WHAT YOU NEED TO DO ▸ Check every line below for the word "content" and copy each one that has it.

THE RECORDS ▸
***
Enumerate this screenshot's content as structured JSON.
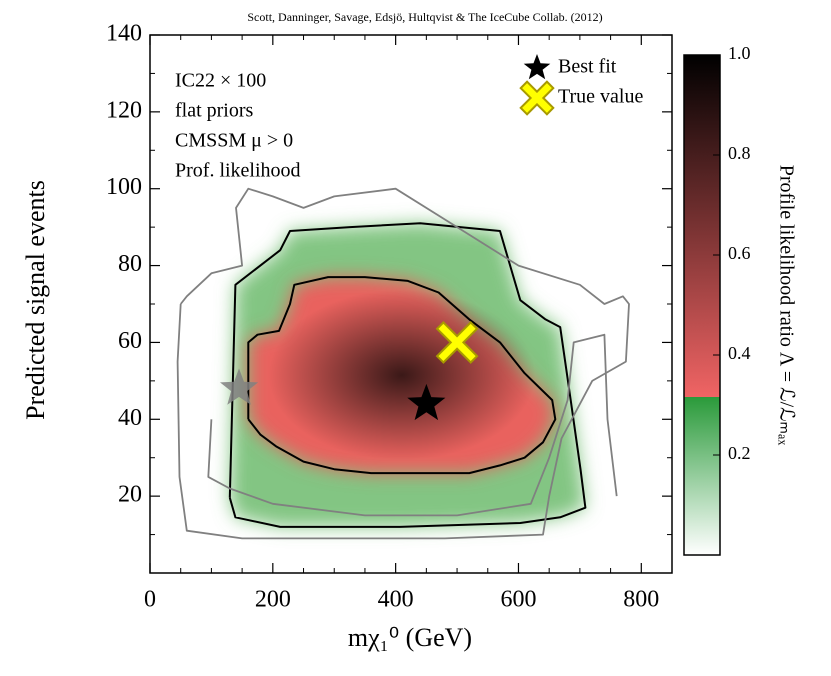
***
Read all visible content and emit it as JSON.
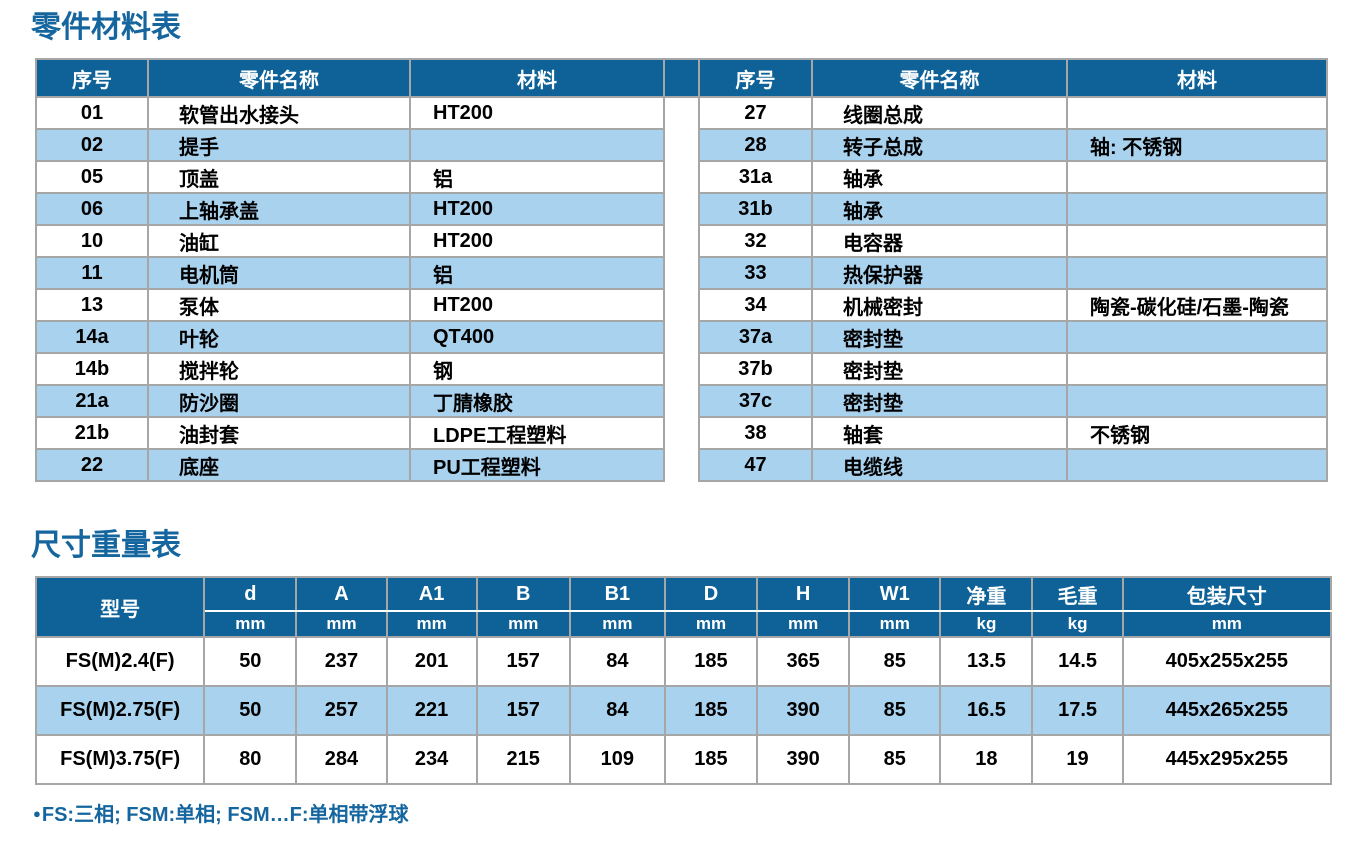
***
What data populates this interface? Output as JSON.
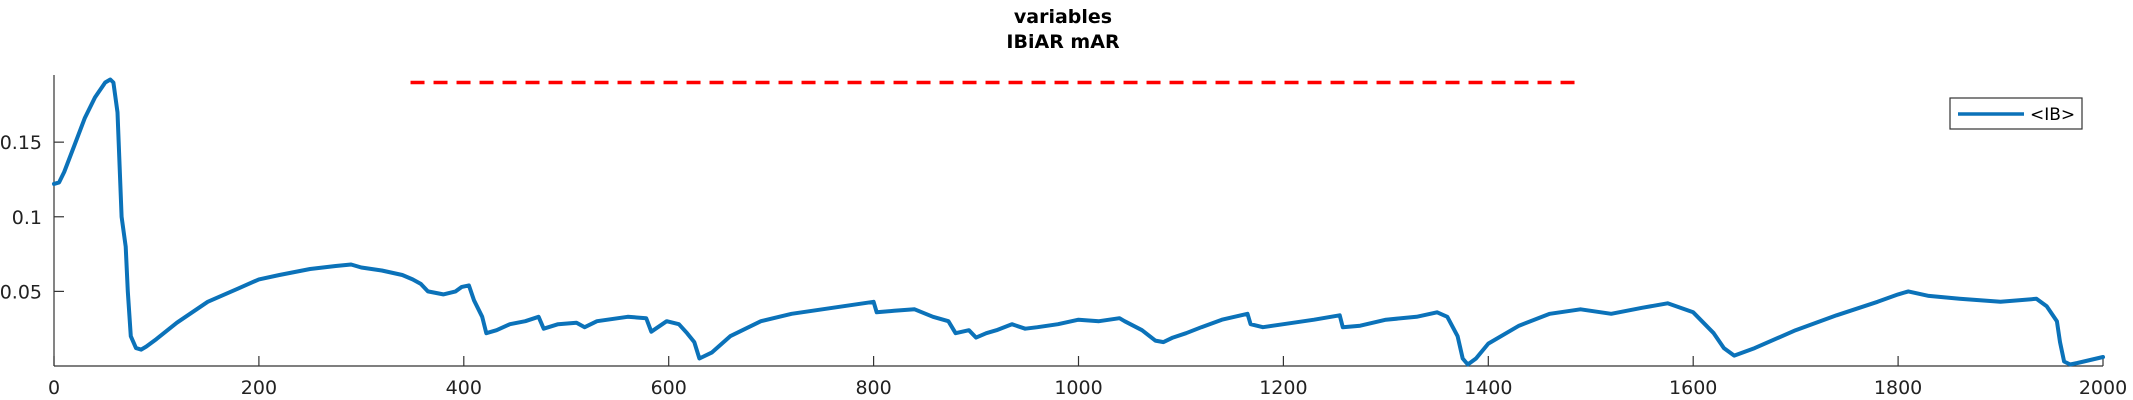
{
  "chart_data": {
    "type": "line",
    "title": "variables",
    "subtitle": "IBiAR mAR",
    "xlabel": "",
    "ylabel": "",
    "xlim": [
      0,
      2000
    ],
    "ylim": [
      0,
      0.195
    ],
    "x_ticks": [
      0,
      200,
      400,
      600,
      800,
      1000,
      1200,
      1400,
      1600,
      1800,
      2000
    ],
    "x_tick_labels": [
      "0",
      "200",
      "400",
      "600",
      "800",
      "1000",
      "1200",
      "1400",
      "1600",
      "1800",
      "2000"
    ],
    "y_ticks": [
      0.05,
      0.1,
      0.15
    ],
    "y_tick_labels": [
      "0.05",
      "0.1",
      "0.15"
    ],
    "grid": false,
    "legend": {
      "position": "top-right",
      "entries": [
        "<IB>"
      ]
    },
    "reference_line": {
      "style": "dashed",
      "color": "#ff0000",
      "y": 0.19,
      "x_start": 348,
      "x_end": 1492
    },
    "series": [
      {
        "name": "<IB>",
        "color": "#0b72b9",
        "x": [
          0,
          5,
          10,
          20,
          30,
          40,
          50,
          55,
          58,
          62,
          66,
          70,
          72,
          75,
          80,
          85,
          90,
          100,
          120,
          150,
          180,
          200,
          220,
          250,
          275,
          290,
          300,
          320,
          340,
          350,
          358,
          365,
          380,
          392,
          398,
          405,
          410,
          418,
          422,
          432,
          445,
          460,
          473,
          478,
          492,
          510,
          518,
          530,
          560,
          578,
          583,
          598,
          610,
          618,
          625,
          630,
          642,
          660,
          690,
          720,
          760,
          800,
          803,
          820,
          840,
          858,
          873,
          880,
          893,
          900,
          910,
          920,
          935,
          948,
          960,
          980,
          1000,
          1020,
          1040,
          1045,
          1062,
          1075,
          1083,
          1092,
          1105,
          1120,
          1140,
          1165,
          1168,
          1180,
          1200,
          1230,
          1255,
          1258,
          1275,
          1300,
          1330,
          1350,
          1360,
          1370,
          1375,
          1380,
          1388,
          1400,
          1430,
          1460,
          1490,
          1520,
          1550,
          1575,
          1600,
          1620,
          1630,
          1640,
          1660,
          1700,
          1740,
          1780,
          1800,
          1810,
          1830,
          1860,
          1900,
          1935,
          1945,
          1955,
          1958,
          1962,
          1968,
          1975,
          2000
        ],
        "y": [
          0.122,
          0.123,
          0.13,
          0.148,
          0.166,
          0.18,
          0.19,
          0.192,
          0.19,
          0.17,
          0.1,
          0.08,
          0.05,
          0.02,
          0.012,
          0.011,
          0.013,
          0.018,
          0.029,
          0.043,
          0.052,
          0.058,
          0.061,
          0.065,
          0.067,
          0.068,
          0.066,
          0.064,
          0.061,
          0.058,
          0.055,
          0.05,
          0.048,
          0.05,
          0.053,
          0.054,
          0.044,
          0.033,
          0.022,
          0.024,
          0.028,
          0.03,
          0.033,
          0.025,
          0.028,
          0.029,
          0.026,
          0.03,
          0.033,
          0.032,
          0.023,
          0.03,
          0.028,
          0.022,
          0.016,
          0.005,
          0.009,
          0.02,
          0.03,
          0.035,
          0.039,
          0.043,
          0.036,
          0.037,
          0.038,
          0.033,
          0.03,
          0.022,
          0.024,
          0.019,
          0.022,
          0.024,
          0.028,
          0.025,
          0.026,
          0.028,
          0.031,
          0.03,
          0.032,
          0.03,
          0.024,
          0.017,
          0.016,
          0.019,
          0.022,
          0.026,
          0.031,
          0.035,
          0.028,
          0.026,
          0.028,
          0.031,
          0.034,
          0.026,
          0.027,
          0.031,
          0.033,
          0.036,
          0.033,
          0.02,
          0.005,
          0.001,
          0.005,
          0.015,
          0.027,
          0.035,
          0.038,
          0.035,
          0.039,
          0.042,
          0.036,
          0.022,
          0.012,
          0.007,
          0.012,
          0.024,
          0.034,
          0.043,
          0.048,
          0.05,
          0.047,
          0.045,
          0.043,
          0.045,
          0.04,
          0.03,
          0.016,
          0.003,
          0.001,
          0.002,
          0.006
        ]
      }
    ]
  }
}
***
FINAL RESULT ▸
Enumerate this screenshot's content as structured JSON.
Read all visible content and emit it as JSON.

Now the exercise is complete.